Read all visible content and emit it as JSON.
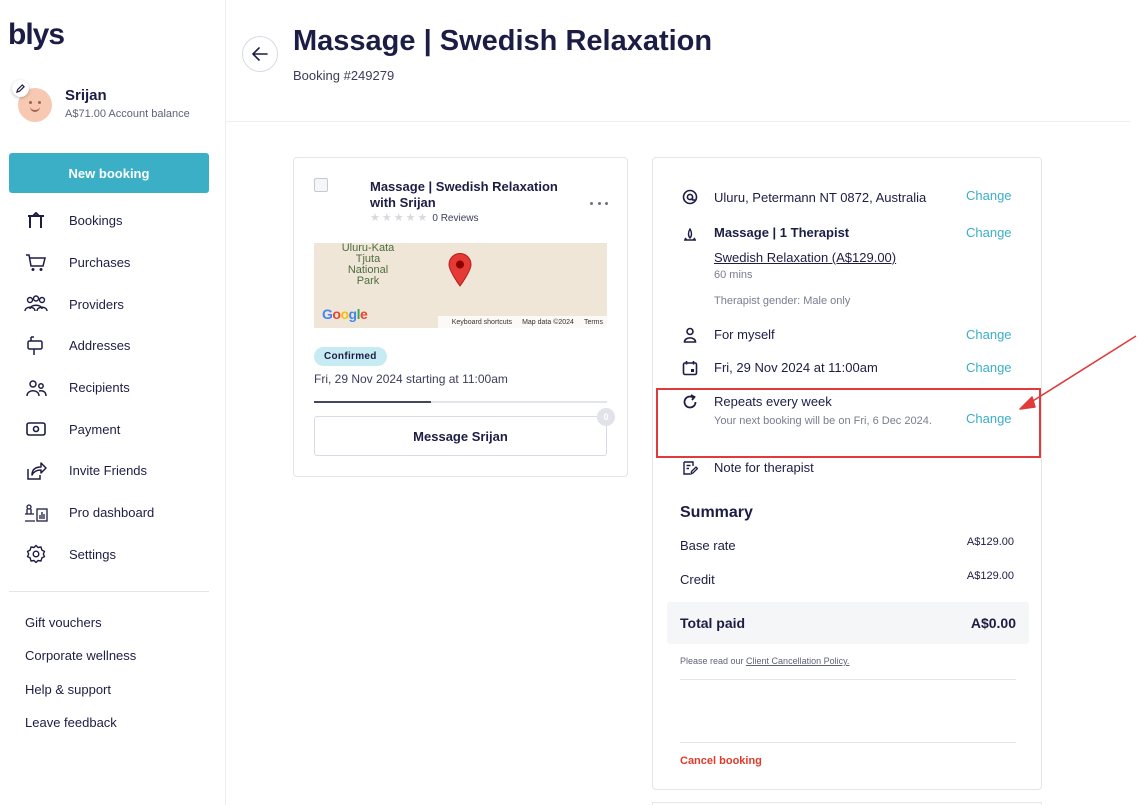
{
  "brand": {
    "logo": "blys"
  },
  "user": {
    "name": "Srijan",
    "balance": "A$71.00 Account balance"
  },
  "sidebar": {
    "new_booking": "New booking",
    "items": [
      {
        "label": "Bookings",
        "icon": "bookings-icon"
      },
      {
        "label": "Purchases",
        "icon": "cart-icon"
      },
      {
        "label": "Providers",
        "icon": "providers-icon"
      },
      {
        "label": "Addresses",
        "icon": "mailbox-icon"
      },
      {
        "label": "Recipients",
        "icon": "recipients-icon"
      },
      {
        "label": "Payment",
        "icon": "payment-icon"
      },
      {
        "label": "Invite Friends",
        "icon": "share-icon"
      },
      {
        "label": "Pro dashboard",
        "icon": "dashboard-icon"
      },
      {
        "label": "Settings",
        "icon": "gear-icon"
      }
    ],
    "footer": [
      "Gift vouchers",
      "Corporate wellness",
      "Help & support",
      "Leave feedback"
    ]
  },
  "header": {
    "title": "Massage | Swedish Relaxation",
    "booking_number": "Booking #249279"
  },
  "booking_card": {
    "title": "Massage | Swedish Relaxation with Srijan",
    "reviews": "0 Reviews",
    "rating": 0,
    "map": {
      "label": "Uluru-Kata Tjuta National Park",
      "google": [
        "G",
        "o",
        "o",
        "g",
        "l",
        "e"
      ],
      "footer": [
        "Keyboard shortcuts",
        "Map data ©2024",
        "Terms"
      ]
    },
    "status": "Confirmed",
    "date": "Fri, 29 Nov 2024 starting at 11:00am",
    "progress": 0.4,
    "message_button": "Message Srijan",
    "message_count": "0"
  },
  "details": {
    "address": "Uluru, Petermann NT 0872, Australia",
    "service": "Massage | 1 Therapist",
    "service_link": "Swedish Relaxation (A$129.00)",
    "duration": "60 mins",
    "therapist_gender": "Therapist gender: Male only",
    "recipient": "For myself",
    "datetime": "Fri, 29 Nov 2024 at 11:00am",
    "repeat_title": "Repeats every week",
    "repeat_sub": "Your next booking will be on Fri, 6 Dec 2024.",
    "note": "Note for therapist",
    "change_label": "Change"
  },
  "summary": {
    "title": "Summary",
    "base_rate_label": "Base rate",
    "base_rate_value": "A$129.00",
    "credit_label": "Credit",
    "credit_value": "A$129.00",
    "total_label": "Total paid",
    "total_value": "A$0.00",
    "policy_prefix": "Please read our ",
    "policy_link": "Client Cancellation Policy.",
    "cancel": "Cancel booking"
  },
  "colors": {
    "accent": "#3aafc6",
    "text": "#1c1d45",
    "danger": "#e03a2a",
    "annotation": "#e03a3a"
  }
}
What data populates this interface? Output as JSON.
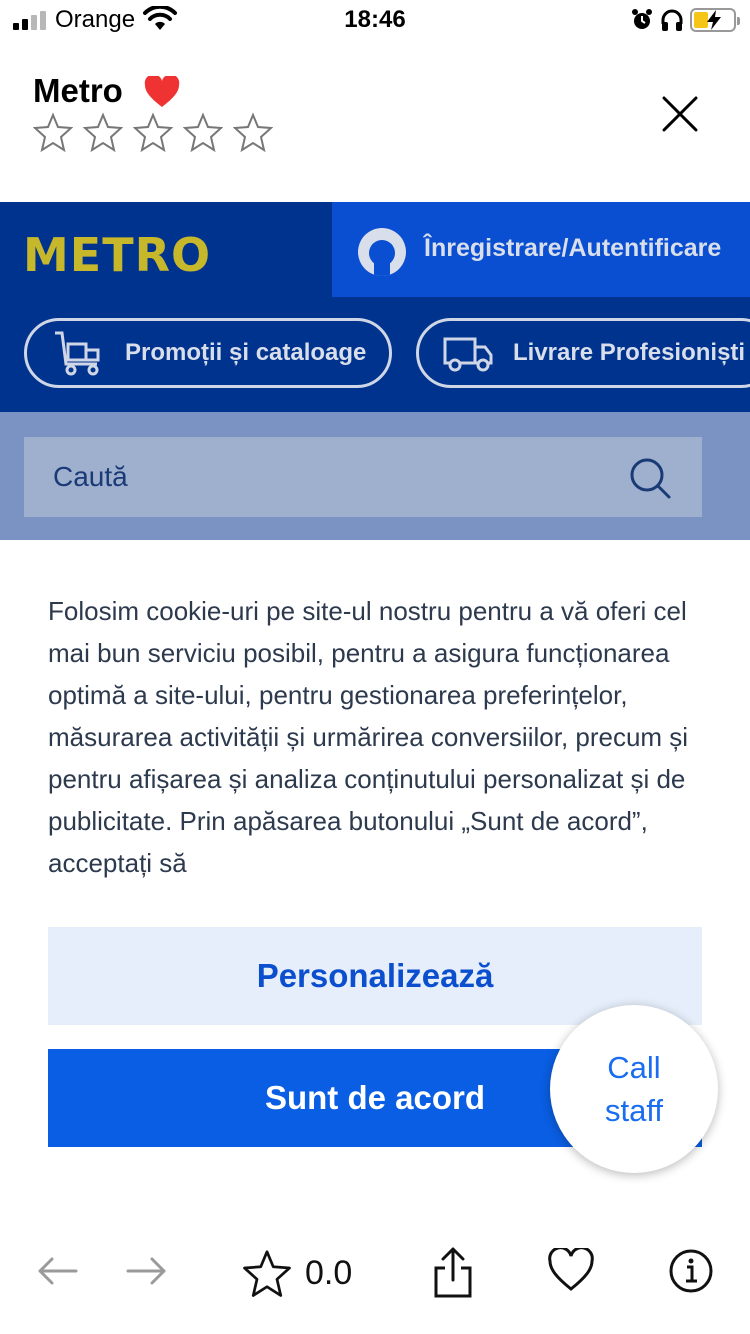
{
  "status_bar": {
    "carrier": "Orange",
    "time": "18:46",
    "battery_color": "#f5c518"
  },
  "app_header": {
    "title": "Metro",
    "heart_icon": "heart-icon",
    "rating_stars": 0,
    "rating_max": 5,
    "close_icon": "close-icon"
  },
  "metro": {
    "logo": "METRO",
    "login_label": "Înregistrare/Autentificare",
    "nav_pills": [
      {
        "label": "Promoții și cataloage",
        "icon": "cart-icon"
      },
      {
        "label": "Livrare Profesioniști",
        "icon": "truck-icon"
      }
    ],
    "search_placeholder": "Caută",
    "colors": {
      "header_bg": "#00338d",
      "logo": "#c7b72b",
      "login_bg": "#0a4fd2",
      "search_band": "#7a93c2"
    }
  },
  "cookie": {
    "text": "Folosim cookie-uri pe site-ul nostru pentru a vă oferi cel mai bun serviciu posibil, pentru a asigura funcționarea optimă a site-ului, pentru gestionarea preferințelor, măsurarea activității și urmărirea conversiilor, precum și pentru afișarea și analiza conținutului personalizat și de publicitate. Prin apăsarea butonului „Sunt de acord”, acceptați să",
    "personalize_label": "Personalizează",
    "accept_label": "Sunt de acord",
    "accent": "#0a5ee3"
  },
  "call_staff": {
    "label": "Call staff"
  },
  "toolbar": {
    "rating": "0.0",
    "items": [
      "back-arrow-icon",
      "forward-arrow-icon",
      "star-icon",
      "share-icon",
      "heart-outline-icon",
      "info-icon"
    ]
  }
}
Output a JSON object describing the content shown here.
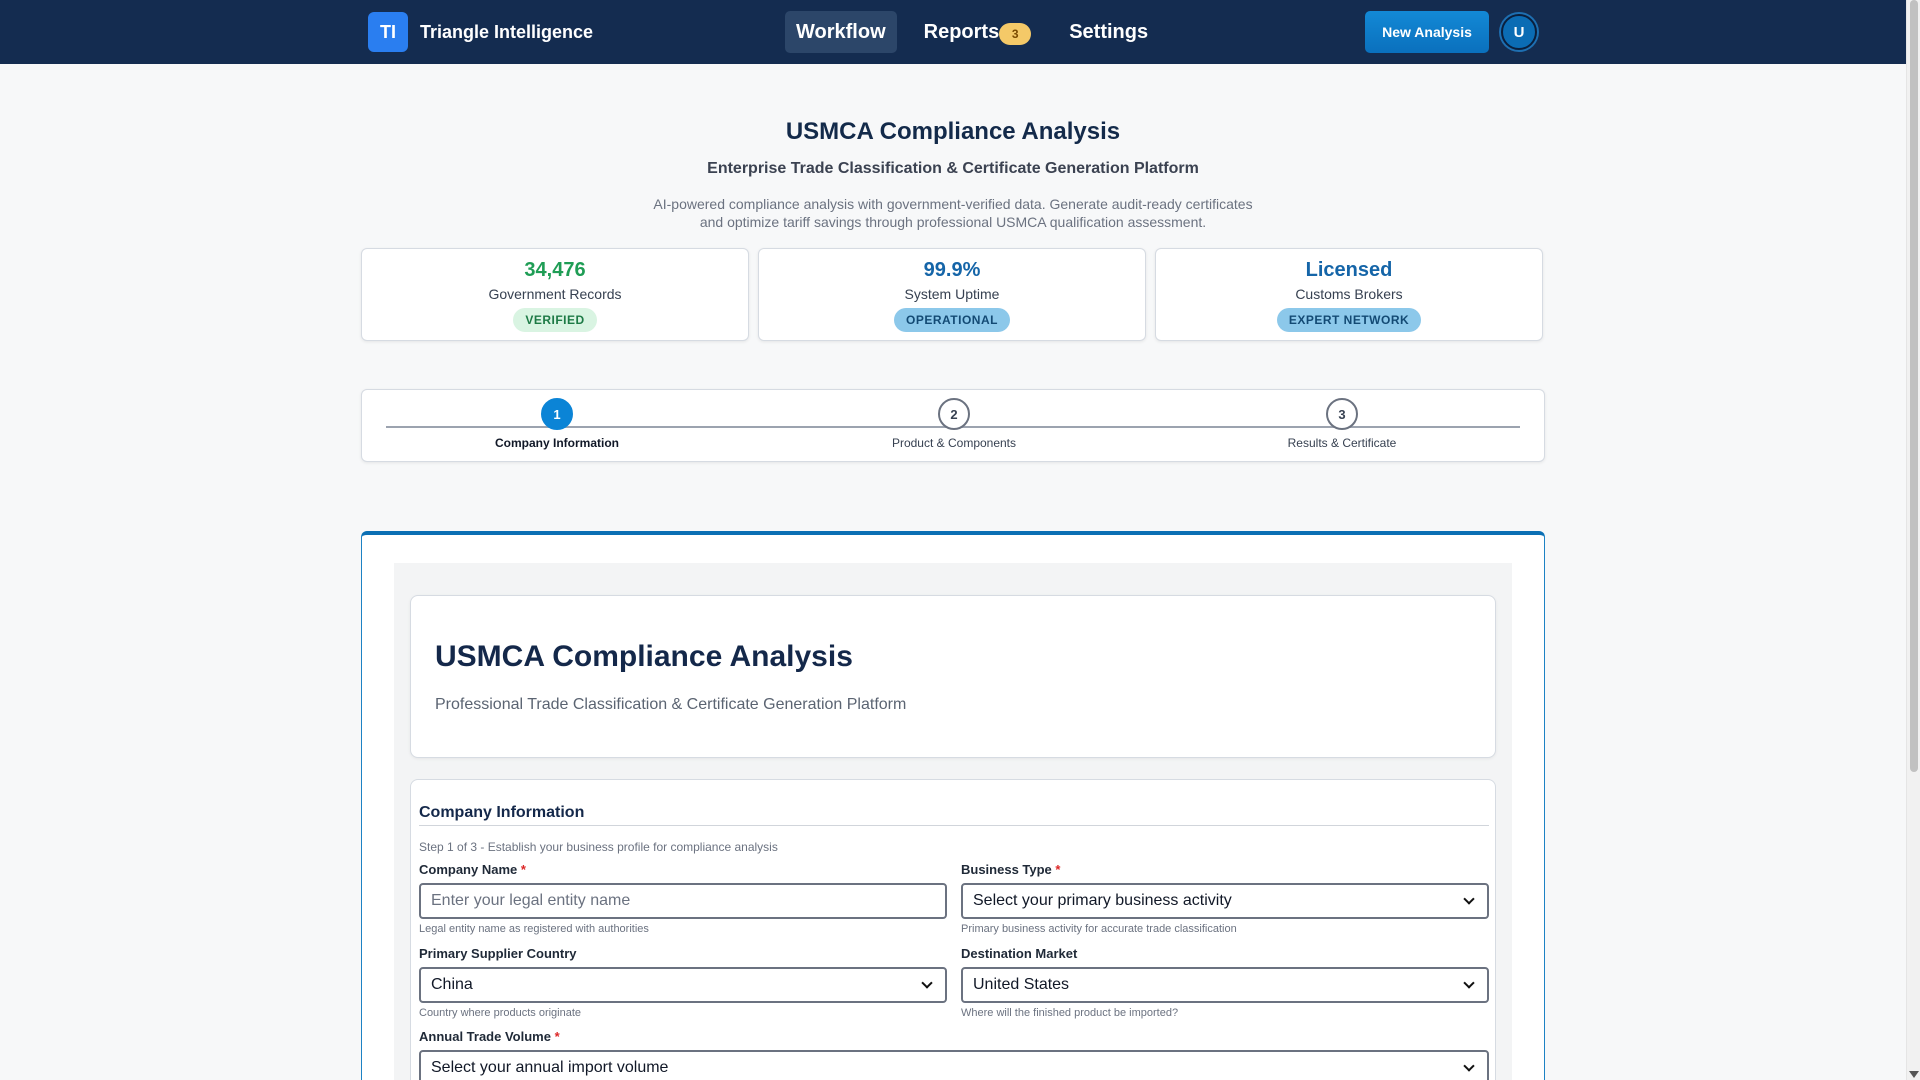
{
  "brand": {
    "logo": "TI",
    "name": "Triangle Intelligence"
  },
  "nav": {
    "items": [
      {
        "label": "Workflow",
        "active": true
      },
      {
        "label": "Reports",
        "badge": "3"
      },
      {
        "label": "Settings"
      }
    ],
    "new_button": "New Analysis",
    "avatar": "U"
  },
  "hero": {
    "title": "USMCA Compliance Analysis",
    "subtitle": "Enterprise Trade Classification & Certificate Generation Platform",
    "description": "AI-powered compliance analysis with government-verified data. Generate audit-ready certificates and optimize tariff savings through professional USMCA qualification assessment."
  },
  "stats": [
    {
      "value": "34,476",
      "label": "Government Records",
      "badge": "VERIFIED",
      "color": "#1f9d55"
    },
    {
      "value": "99.9%",
      "label": "System Uptime",
      "badge": "OPERATIONAL",
      "color": "#1565a8"
    },
    {
      "value": "Licensed",
      "label": "Customs Brokers",
      "badge": "EXPERT NETWORK",
      "color": "#1565a8"
    }
  ],
  "steps": [
    {
      "number": "1",
      "label": "Company Information",
      "active": true
    },
    {
      "number": "2",
      "label": "Product & Components"
    },
    {
      "number": "3",
      "label": "Results & Certificate"
    }
  ],
  "panel": {
    "title": "USMCA Compliance Analysis",
    "subtitle": "Professional Trade Classification & Certificate Generation Platform"
  },
  "form": {
    "title": "Company Information",
    "step_text": "Step 1 of 3 - Establish your business profile for compliance analysis",
    "company_name": {
      "label": "Company Name",
      "required": "*",
      "placeholder": "Enter your legal entity name",
      "help": "Legal entity name as registered with authorities"
    },
    "business_type": {
      "label": "Business Type",
      "required": "*",
      "value": "Select your primary business activity",
      "help": "Primary business activity for accurate trade classification"
    },
    "supplier_country": {
      "label": "Primary Supplier Country",
      "value": "China",
      "help": "Country where products originate"
    },
    "destination_market": {
      "label": "Destination Market",
      "value": "United States",
      "help": "Where will the finished product be imported?"
    },
    "trade_volume": {
      "label": "Annual Trade Volume",
      "required": "*",
      "value": "Select your annual import volume"
    }
  },
  "colors": {
    "nav_bg": "#142c50",
    "accent": "#0b84d6",
    "success": "#1f9d55"
  }
}
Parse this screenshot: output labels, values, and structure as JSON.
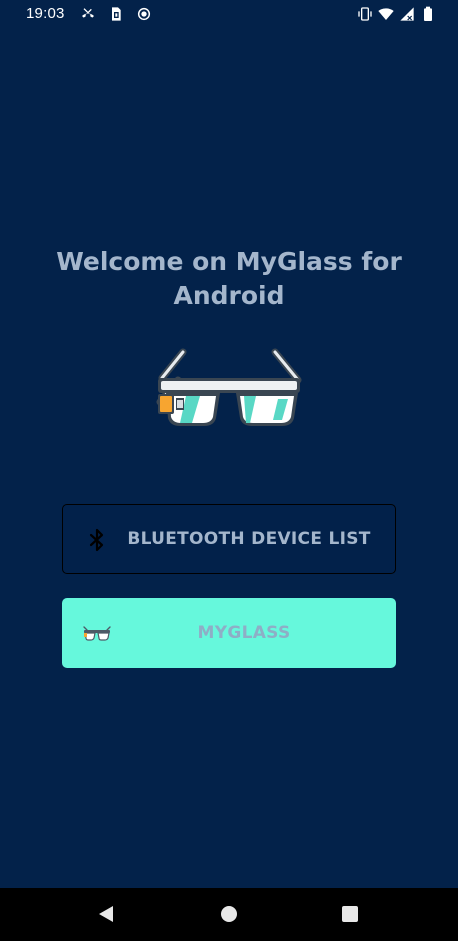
{
  "status_bar": {
    "time": "19:03",
    "left_icons": [
      "missed-call-icon",
      "sim-card-icon",
      "record-icon"
    ],
    "right_icons": [
      "vibrate-icon",
      "wifi-icon",
      "signal-icon",
      "battery-icon"
    ]
  },
  "main": {
    "title": "Welcome on MyGlass for Android",
    "hero_icon": "smart-glasses-icon",
    "buttons": [
      {
        "label": "BLUETOOTH DEVICE LIST",
        "icon": "bluetooth-icon"
      },
      {
        "label": "MYGLASS",
        "icon": "glasses-icon"
      }
    ]
  },
  "nav_bar": {
    "items": [
      "back-icon",
      "home-icon",
      "recents-icon"
    ]
  },
  "colors": {
    "background": "#03224a",
    "title_text": "#a4b6cc",
    "accent_button": "#66f8dc",
    "nav_bar": "#000000"
  }
}
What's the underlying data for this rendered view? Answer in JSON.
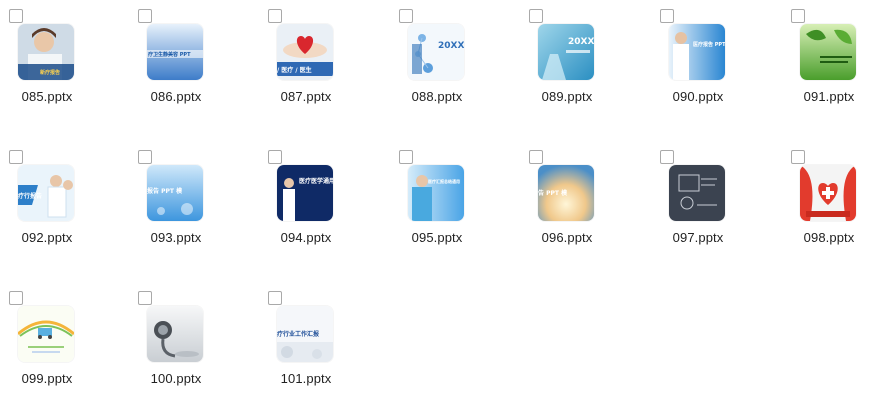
{
  "files": [
    {
      "name": "085.pptx",
      "theme": "doctor-photo",
      "thumb_text": "新疗报告"
    },
    {
      "name": "086.pptx",
      "theme": "blue-text",
      "thumb_text": "疗卫生静美容 PPT"
    },
    {
      "name": "087.pptx",
      "theme": "heart-hands",
      "thumb_text": "/ 医疗 / 医生"
    },
    {
      "name": "088.pptx",
      "theme": "molecule",
      "thumb_text": "20XX"
    },
    {
      "name": "089.pptx",
      "theme": "lab-glass",
      "thumb_text": "20XX"
    },
    {
      "name": "090.pptx",
      "theme": "blue-doctor",
      "thumb_text": "医疗报告 PPT"
    },
    {
      "name": "091.pptx",
      "theme": "green-leaf",
      "thumb_text": ""
    },
    {
      "name": "092.pptx",
      "theme": "doctor-group",
      "thumb_text": "疗行报告"
    },
    {
      "name": "093.pptx",
      "theme": "blue-bokeh",
      "thumb_text": "报告 PPT 模"
    },
    {
      "name": "094.pptx",
      "theme": "dark-navy",
      "thumb_text": "医疗医学通用"
    },
    {
      "name": "095.pptx",
      "theme": "nurse-blue",
      "thumb_text": "医疗汇报总结通用"
    },
    {
      "name": "096.pptx",
      "theme": "sunlight",
      "thumb_text": "告 PPT 模"
    },
    {
      "name": "097.pptx",
      "theme": "chalkboard",
      "thumb_text": ""
    },
    {
      "name": "098.pptx",
      "theme": "red-cross",
      "thumb_text": ""
    },
    {
      "name": "099.pptx",
      "theme": "cartoon",
      "thumb_text": ""
    },
    {
      "name": "100.pptx",
      "theme": "stethoscope",
      "thumb_text": ""
    },
    {
      "name": "101.pptx",
      "theme": "light-text",
      "thumb_text": "疗行业工作汇报"
    }
  ]
}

* **TASK DIRECTIONS**
Where a line in the entries holds "Information", copy that line.

* **FINISHED ANSWER**
      "label": "Company Information",
    "title": "Company Information",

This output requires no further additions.